Exercise
Only lines with the string "storage" matter here; gather them from the material below.

Data extracted from a collection
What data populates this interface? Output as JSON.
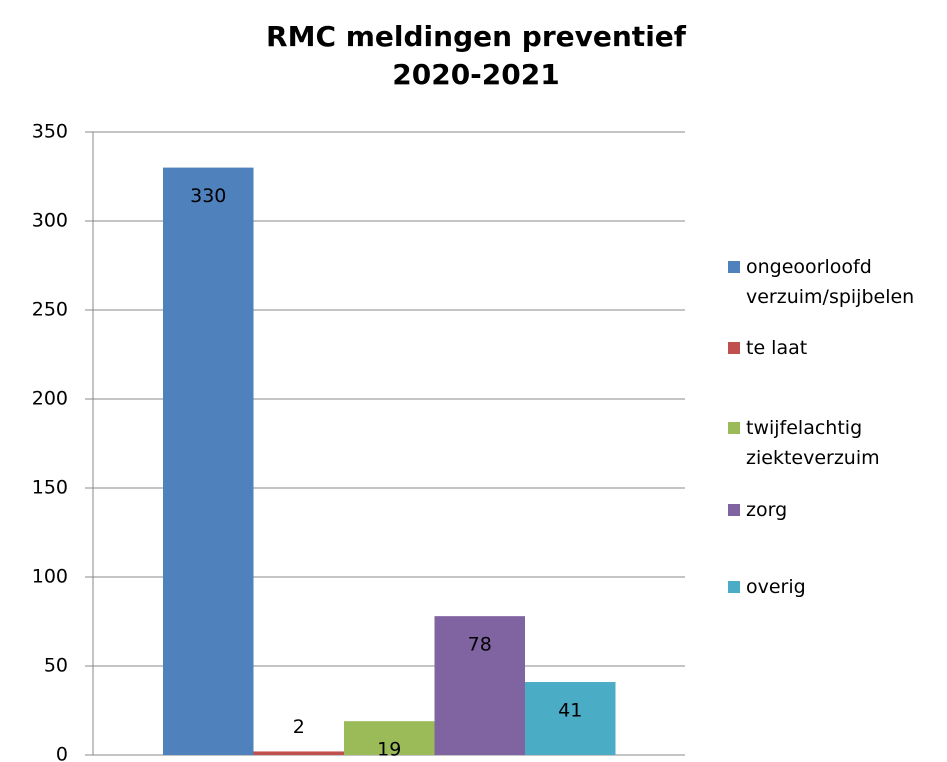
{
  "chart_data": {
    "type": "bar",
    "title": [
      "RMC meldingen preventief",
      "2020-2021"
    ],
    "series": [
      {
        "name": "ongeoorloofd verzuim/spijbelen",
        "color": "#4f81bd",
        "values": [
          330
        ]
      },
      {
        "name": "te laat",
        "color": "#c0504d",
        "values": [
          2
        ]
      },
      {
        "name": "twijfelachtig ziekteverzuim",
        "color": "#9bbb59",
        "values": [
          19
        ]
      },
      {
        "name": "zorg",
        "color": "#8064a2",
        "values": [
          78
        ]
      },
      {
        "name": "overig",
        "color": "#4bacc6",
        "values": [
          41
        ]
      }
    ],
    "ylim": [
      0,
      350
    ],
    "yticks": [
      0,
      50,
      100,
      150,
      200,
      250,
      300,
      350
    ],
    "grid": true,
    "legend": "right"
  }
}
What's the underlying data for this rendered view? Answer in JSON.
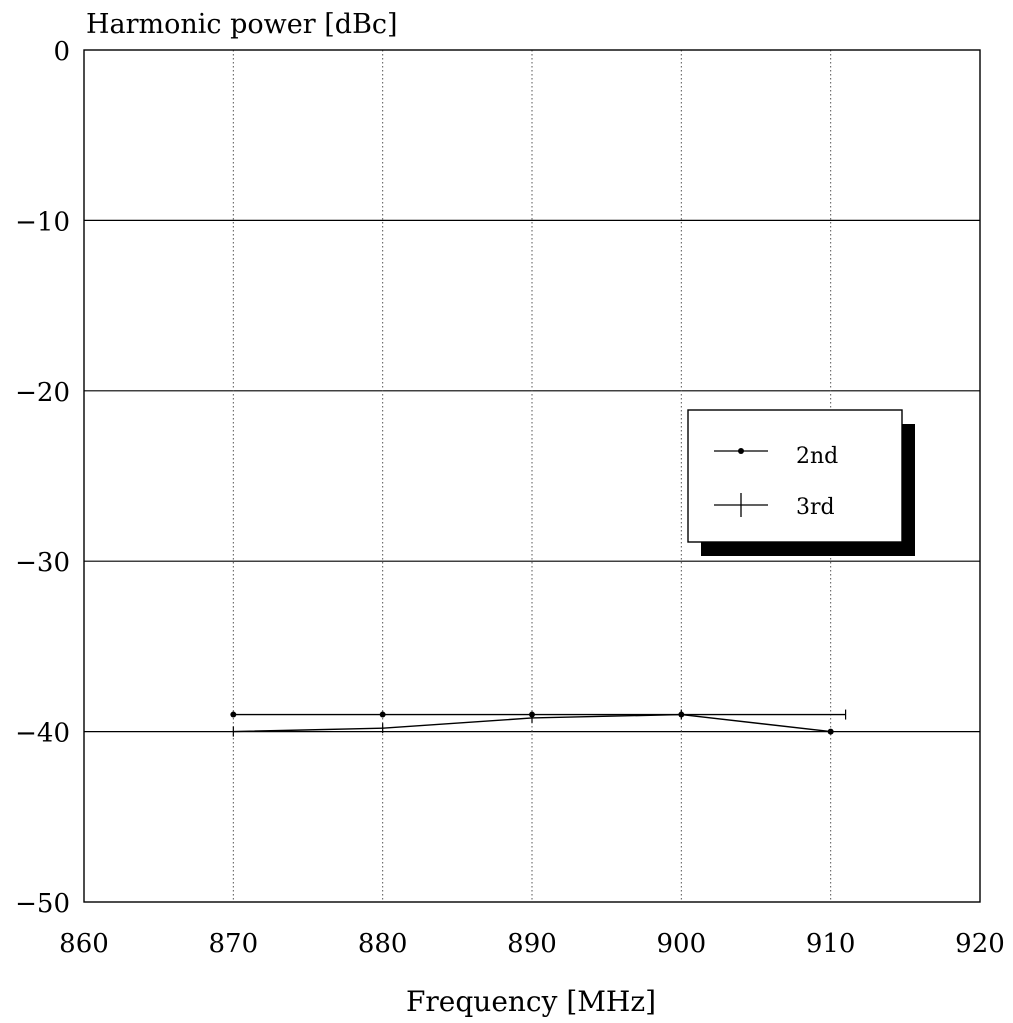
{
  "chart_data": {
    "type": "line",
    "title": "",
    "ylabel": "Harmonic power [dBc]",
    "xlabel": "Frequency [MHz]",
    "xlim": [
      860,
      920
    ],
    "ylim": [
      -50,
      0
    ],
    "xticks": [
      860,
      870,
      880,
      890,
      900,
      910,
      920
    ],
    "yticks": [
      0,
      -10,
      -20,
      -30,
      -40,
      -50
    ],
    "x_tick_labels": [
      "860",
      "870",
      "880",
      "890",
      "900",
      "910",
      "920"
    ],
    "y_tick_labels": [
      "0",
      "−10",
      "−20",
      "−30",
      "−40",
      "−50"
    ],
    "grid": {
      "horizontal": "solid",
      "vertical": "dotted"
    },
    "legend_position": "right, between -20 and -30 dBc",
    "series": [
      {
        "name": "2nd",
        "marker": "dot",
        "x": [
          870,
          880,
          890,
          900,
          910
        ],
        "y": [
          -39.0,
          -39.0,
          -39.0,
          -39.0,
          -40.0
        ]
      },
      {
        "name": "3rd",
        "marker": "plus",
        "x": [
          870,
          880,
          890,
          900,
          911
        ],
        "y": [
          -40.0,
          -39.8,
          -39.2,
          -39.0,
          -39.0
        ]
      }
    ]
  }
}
--
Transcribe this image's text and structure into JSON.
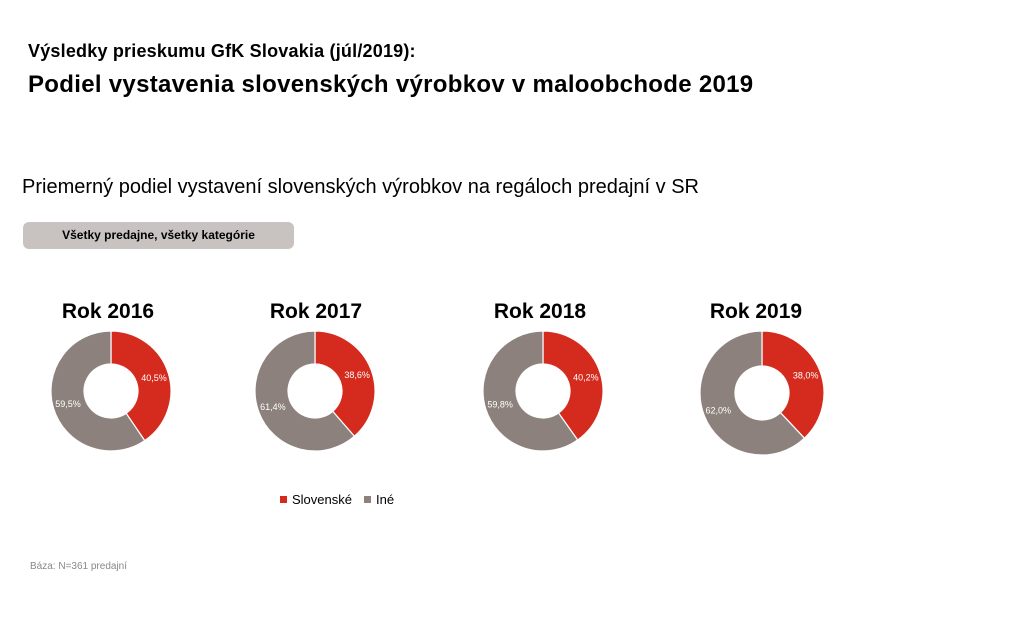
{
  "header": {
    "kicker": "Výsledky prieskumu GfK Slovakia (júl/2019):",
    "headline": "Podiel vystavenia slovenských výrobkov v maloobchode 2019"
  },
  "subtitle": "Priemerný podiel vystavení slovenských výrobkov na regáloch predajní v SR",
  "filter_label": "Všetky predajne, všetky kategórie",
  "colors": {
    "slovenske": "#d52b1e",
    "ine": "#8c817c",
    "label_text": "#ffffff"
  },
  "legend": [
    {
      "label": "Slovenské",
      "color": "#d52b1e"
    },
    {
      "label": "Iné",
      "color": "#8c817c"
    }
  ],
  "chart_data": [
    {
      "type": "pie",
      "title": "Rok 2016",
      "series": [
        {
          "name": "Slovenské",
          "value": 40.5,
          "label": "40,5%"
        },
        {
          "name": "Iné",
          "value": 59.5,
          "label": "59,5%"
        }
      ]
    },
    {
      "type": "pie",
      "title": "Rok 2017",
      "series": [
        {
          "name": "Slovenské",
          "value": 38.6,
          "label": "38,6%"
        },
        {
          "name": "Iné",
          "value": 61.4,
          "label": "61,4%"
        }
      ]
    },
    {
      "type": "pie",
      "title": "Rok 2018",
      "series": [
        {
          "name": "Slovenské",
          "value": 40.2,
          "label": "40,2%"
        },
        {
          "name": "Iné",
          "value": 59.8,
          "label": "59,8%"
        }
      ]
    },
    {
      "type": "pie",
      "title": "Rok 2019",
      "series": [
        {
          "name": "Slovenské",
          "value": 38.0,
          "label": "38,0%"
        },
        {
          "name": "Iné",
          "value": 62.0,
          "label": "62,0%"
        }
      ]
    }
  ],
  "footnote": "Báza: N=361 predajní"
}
==
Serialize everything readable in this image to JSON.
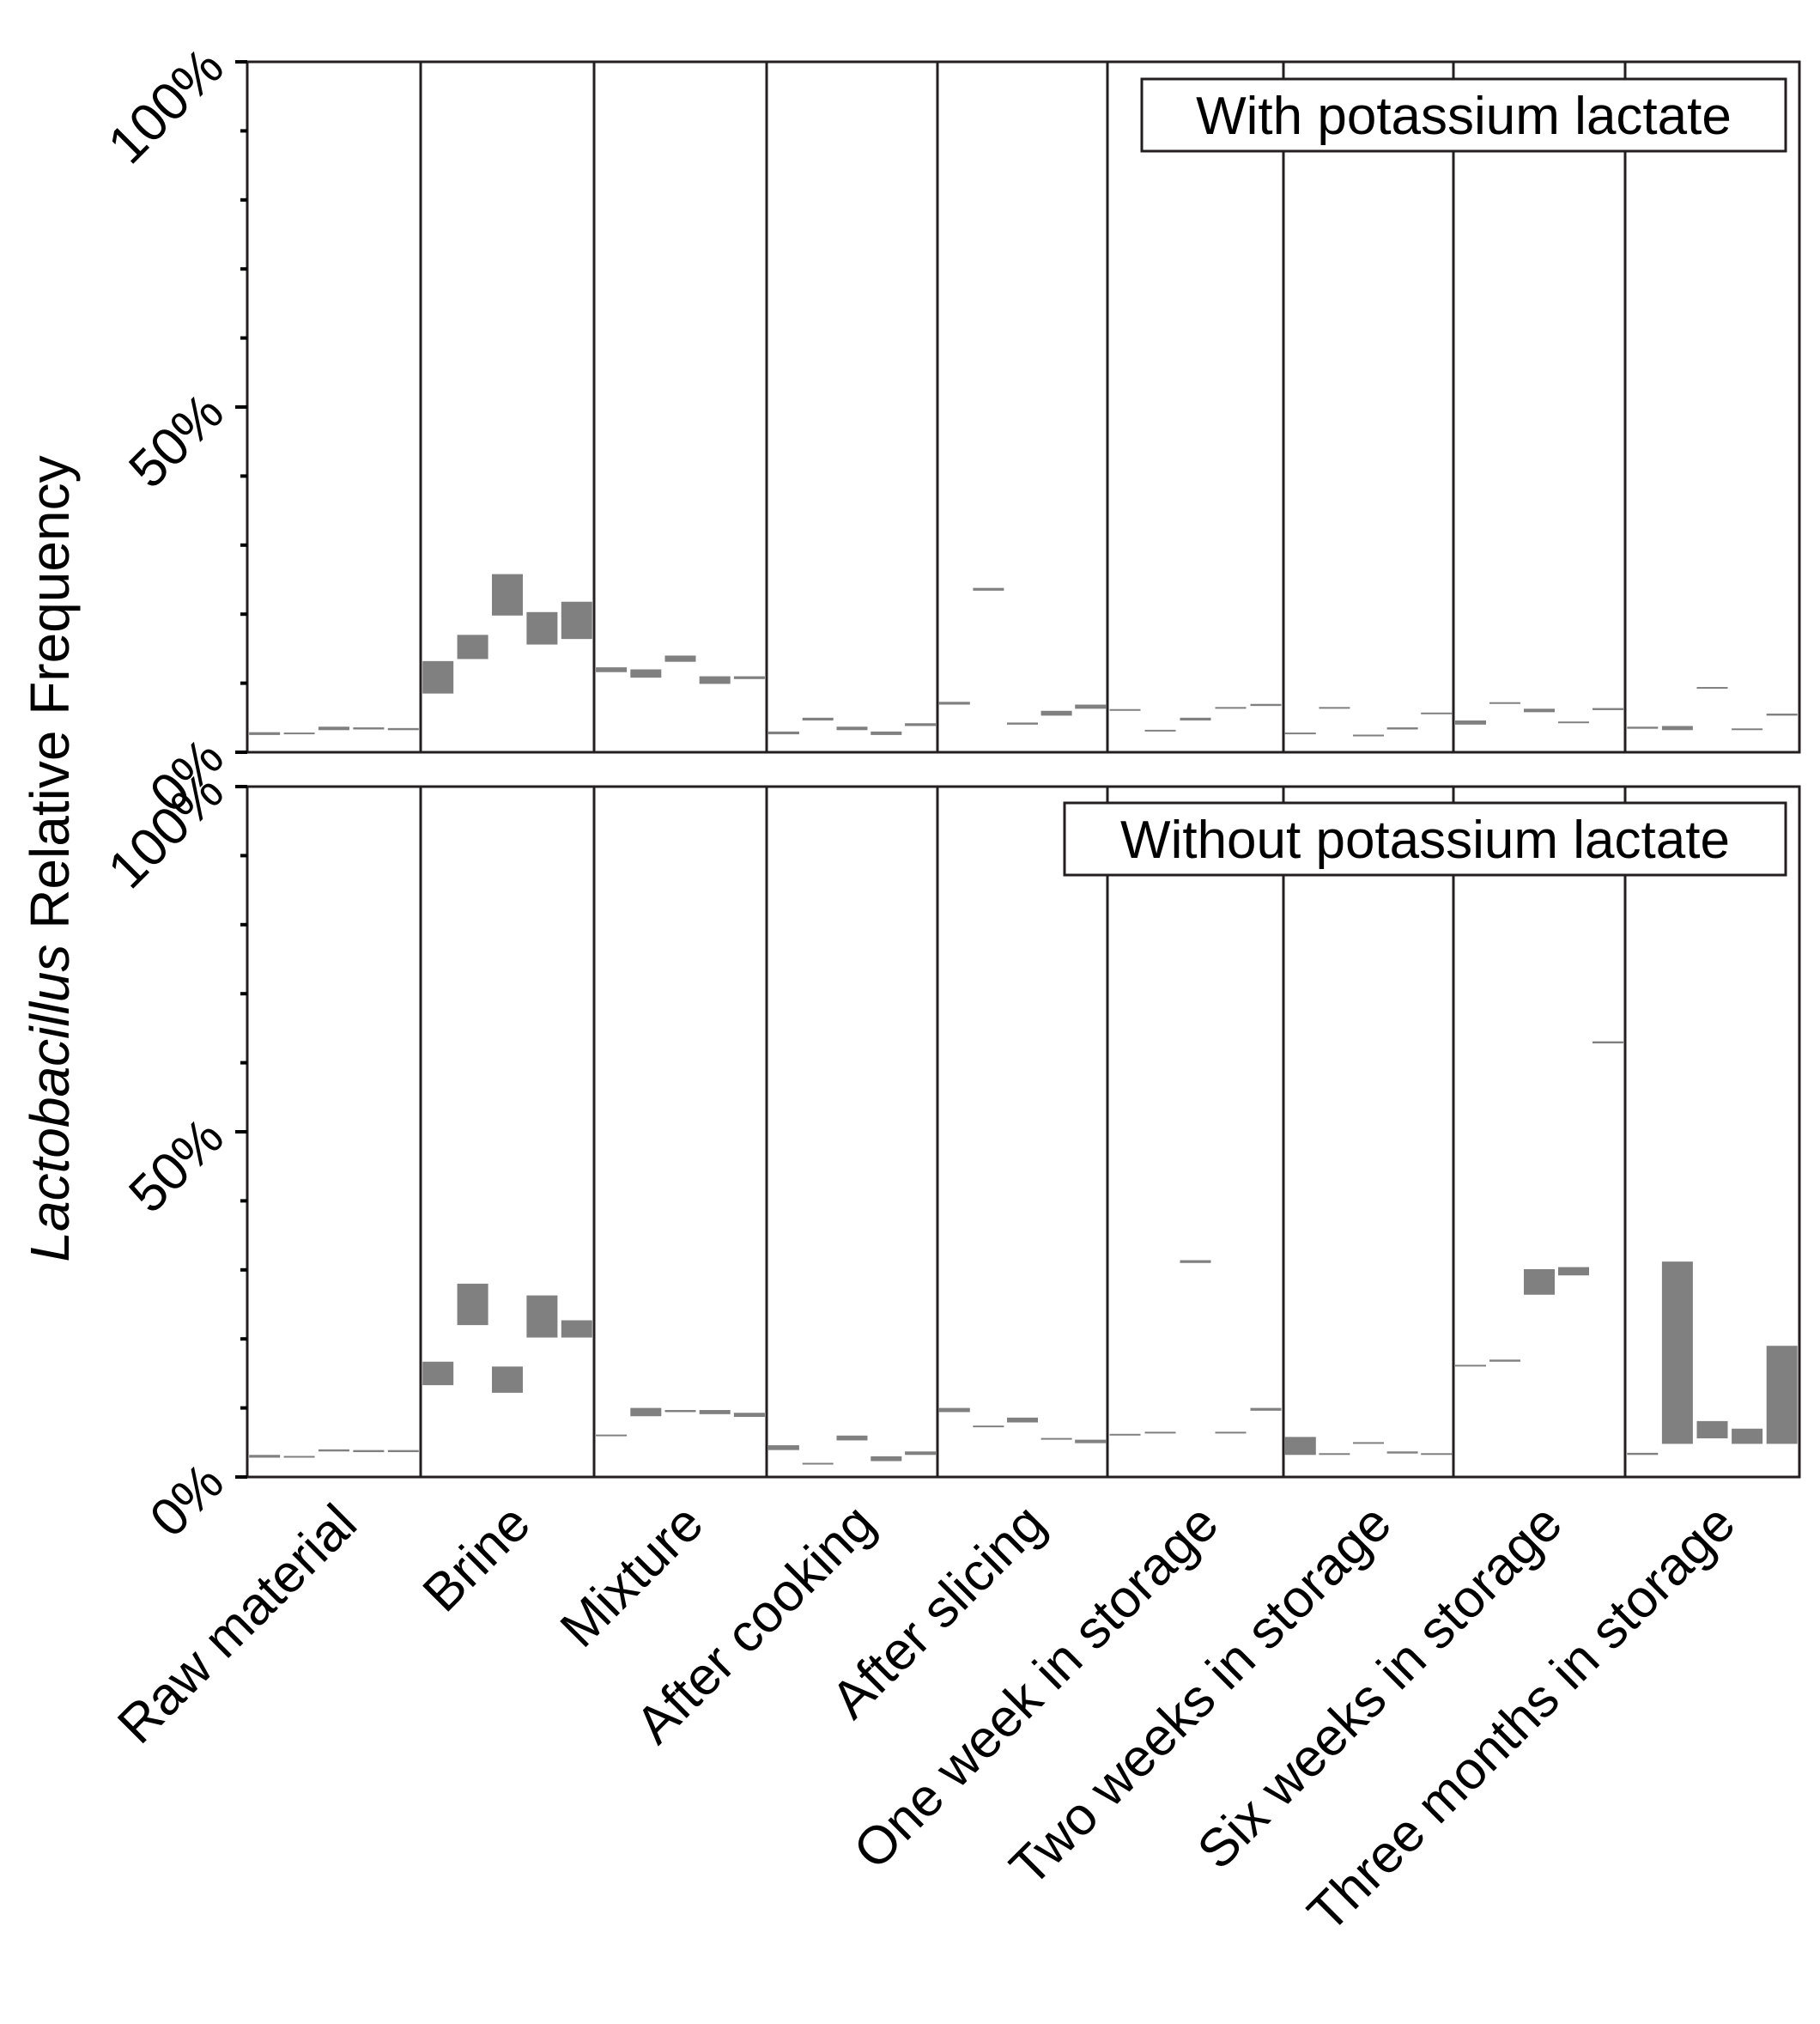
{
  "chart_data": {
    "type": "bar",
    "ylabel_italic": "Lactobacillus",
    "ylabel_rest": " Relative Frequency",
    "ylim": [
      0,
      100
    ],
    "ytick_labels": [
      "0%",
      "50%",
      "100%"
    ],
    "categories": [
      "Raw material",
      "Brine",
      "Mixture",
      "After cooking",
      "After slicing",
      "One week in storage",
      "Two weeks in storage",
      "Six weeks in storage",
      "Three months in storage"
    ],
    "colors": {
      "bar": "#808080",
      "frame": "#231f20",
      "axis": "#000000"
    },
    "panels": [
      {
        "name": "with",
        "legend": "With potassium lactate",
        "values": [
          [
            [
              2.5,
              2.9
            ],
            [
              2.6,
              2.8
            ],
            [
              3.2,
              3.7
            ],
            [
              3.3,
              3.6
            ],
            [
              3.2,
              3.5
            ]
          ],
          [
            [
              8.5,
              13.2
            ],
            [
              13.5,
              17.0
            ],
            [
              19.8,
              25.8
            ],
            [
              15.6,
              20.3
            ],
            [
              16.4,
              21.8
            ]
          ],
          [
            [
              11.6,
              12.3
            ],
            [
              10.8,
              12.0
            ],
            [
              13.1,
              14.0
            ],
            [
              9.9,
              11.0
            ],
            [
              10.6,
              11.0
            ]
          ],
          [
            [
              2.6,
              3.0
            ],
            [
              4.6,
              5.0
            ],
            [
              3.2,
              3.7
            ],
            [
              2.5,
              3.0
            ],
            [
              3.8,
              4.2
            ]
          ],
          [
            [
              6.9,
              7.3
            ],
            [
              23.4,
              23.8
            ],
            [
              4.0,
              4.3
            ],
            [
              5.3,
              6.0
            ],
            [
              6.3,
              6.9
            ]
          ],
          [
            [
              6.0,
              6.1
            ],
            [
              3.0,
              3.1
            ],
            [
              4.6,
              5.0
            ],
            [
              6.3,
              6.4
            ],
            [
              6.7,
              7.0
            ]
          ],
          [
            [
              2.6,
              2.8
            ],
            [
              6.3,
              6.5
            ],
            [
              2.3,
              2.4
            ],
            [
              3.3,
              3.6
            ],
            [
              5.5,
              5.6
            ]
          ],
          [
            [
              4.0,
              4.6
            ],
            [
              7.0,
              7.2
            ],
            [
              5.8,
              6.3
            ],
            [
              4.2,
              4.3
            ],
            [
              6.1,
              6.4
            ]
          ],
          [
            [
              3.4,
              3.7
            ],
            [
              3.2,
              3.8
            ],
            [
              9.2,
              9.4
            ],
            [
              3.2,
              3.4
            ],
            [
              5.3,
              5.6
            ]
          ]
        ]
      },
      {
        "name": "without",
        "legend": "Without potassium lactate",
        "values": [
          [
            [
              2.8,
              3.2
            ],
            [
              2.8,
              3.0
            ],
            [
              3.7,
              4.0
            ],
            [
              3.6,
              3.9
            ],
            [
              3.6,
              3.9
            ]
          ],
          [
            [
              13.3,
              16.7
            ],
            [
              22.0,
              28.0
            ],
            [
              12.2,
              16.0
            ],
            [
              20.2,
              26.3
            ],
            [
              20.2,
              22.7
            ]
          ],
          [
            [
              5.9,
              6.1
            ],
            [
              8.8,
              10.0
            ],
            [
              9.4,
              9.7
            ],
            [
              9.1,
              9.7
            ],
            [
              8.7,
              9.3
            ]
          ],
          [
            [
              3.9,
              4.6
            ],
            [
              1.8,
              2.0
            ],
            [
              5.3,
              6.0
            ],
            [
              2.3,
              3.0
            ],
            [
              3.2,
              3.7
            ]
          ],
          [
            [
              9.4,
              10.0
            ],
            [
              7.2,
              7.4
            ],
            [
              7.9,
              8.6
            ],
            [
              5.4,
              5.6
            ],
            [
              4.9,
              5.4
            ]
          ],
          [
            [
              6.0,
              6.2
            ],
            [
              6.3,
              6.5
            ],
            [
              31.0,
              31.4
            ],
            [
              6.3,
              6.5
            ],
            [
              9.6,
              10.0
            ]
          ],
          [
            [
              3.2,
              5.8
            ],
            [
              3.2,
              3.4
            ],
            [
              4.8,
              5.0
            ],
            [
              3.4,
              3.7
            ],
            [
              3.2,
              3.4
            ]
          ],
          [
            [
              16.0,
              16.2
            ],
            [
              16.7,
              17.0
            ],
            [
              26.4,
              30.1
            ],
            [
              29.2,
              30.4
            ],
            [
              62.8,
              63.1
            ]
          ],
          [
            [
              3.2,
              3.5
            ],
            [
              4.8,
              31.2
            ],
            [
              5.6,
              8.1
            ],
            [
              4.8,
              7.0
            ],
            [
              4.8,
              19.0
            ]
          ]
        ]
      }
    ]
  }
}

Answer
      "One week in storage",
      "Two weeks in storage",
      "Six weeks in storage",
      "Three months in storage"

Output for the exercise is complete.